→ **WORK TO DO**
Keep only the lines of the listing that include the word "هویزه", and copy them.
--------------------
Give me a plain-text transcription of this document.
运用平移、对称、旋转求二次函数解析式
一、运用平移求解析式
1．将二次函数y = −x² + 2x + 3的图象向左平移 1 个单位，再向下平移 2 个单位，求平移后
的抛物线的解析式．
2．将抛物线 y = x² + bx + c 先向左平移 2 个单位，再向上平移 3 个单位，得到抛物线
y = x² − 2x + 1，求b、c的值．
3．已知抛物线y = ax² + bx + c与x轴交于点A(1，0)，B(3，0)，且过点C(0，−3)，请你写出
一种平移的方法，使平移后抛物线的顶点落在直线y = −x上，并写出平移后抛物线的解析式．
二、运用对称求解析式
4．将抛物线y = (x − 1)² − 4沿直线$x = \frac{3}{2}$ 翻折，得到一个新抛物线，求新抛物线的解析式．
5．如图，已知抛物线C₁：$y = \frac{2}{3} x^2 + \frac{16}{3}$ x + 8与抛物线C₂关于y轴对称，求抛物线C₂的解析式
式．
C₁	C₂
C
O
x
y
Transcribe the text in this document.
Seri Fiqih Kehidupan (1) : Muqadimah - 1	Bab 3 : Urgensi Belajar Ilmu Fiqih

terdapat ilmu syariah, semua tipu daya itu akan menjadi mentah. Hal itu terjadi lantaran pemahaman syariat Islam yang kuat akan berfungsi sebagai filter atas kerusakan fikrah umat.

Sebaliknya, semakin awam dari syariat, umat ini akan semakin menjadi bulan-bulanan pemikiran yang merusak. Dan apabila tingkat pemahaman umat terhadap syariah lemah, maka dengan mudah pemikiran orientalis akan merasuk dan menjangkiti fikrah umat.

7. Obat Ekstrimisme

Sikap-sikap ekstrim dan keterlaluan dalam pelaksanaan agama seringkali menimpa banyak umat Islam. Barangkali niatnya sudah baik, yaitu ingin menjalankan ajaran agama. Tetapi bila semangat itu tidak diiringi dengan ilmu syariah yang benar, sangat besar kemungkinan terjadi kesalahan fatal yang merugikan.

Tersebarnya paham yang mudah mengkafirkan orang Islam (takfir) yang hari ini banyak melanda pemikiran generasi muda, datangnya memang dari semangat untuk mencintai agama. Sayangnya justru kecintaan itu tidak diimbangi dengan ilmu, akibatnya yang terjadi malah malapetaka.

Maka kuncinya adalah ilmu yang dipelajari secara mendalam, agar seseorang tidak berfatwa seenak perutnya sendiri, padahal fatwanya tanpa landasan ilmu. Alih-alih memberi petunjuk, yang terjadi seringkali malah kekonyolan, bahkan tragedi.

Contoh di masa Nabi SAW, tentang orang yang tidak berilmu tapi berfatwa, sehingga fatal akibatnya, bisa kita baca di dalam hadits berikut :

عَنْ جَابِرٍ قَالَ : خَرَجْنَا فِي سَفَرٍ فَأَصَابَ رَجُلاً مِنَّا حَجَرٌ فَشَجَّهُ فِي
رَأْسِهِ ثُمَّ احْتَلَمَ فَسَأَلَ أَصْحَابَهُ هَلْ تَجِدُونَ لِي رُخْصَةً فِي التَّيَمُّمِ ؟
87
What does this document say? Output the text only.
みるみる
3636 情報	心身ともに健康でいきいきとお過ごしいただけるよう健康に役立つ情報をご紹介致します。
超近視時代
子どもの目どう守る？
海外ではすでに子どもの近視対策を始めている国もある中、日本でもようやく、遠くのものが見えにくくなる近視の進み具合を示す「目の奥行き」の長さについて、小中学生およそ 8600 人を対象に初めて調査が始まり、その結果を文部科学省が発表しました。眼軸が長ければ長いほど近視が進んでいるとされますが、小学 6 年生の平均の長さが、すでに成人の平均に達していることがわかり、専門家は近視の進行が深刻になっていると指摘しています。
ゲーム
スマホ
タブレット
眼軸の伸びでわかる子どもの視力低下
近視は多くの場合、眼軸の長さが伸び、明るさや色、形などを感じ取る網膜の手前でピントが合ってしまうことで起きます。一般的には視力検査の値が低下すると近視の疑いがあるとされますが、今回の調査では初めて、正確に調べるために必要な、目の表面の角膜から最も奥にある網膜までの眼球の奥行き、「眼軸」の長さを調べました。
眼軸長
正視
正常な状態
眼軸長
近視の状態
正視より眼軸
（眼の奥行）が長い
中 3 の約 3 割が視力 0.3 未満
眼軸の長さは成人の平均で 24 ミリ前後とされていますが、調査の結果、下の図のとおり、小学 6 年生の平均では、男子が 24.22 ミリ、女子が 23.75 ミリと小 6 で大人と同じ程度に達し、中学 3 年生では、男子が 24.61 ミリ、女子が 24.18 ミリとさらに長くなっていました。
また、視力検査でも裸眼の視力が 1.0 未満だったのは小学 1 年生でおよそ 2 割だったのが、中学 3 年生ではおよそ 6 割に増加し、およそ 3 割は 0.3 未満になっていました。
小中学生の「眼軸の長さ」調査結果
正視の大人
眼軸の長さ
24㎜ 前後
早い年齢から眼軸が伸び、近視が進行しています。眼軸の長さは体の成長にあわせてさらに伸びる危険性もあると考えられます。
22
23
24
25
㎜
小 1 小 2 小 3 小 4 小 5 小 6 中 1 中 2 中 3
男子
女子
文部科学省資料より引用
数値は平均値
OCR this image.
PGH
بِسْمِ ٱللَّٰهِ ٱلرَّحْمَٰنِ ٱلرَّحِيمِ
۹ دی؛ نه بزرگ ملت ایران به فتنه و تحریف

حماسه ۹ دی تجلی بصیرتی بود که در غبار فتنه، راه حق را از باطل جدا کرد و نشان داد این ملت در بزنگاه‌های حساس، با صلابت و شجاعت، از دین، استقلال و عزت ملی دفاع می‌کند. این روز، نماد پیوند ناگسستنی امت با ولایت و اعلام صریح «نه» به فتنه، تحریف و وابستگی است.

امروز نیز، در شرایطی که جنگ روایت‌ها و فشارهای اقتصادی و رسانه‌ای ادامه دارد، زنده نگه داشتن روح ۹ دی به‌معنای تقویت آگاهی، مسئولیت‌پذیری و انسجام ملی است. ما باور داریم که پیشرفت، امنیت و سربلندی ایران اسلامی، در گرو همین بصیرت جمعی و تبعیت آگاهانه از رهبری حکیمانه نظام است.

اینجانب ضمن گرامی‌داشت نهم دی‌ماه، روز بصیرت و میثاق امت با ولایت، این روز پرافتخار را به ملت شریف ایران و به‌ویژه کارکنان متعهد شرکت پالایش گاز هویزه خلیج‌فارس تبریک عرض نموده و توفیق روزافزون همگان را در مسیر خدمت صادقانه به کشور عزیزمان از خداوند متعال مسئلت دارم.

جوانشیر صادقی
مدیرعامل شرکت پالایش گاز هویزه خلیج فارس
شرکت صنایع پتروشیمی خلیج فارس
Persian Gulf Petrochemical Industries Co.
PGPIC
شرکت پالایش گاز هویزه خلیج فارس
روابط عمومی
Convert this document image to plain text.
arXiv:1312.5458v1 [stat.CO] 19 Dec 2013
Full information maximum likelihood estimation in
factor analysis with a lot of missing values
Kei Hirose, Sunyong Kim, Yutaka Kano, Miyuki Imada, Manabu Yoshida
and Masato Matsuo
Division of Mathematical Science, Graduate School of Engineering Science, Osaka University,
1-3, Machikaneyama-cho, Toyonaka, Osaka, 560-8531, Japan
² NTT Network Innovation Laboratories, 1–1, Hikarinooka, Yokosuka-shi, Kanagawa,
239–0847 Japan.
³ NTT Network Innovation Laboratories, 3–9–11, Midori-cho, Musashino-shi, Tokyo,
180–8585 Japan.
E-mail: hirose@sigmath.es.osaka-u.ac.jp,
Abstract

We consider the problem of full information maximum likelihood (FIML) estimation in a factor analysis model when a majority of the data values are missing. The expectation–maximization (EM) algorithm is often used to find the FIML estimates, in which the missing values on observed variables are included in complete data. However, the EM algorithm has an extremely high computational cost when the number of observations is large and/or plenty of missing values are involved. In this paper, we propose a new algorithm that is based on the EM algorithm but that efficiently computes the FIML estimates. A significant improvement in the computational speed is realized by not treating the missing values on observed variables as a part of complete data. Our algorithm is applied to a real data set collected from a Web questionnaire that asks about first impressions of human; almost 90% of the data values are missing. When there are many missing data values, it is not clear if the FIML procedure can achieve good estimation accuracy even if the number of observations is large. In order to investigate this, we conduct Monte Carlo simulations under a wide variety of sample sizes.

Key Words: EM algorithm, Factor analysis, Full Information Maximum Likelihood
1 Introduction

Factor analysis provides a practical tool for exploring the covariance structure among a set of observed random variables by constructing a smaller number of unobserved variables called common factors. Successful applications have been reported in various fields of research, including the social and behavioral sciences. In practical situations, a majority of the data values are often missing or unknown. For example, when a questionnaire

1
--------------------
→ **CORRECT ANSWER**
اینجانب ضمن گرامی‌داشت نهم دی‌ماه، روز بصیرت و میثاق امت با ولایت، این روز پرافتخار را به ملت شریف ایران و به‌ویژه کارکنان متعهد شرکت پالایش گاز هویزه خلیج‌فارس تبریک عرض نموده و توفیق روزافزون همگان را در مسیر خدمت صادقانه به کشور عزیزمان از خداوند متعال مسئلت دارم.
مدیرعامل شرکت پالایش گاز هویزه خلیج فارس
شرکت پالایش گاز هویزه خلیج فارس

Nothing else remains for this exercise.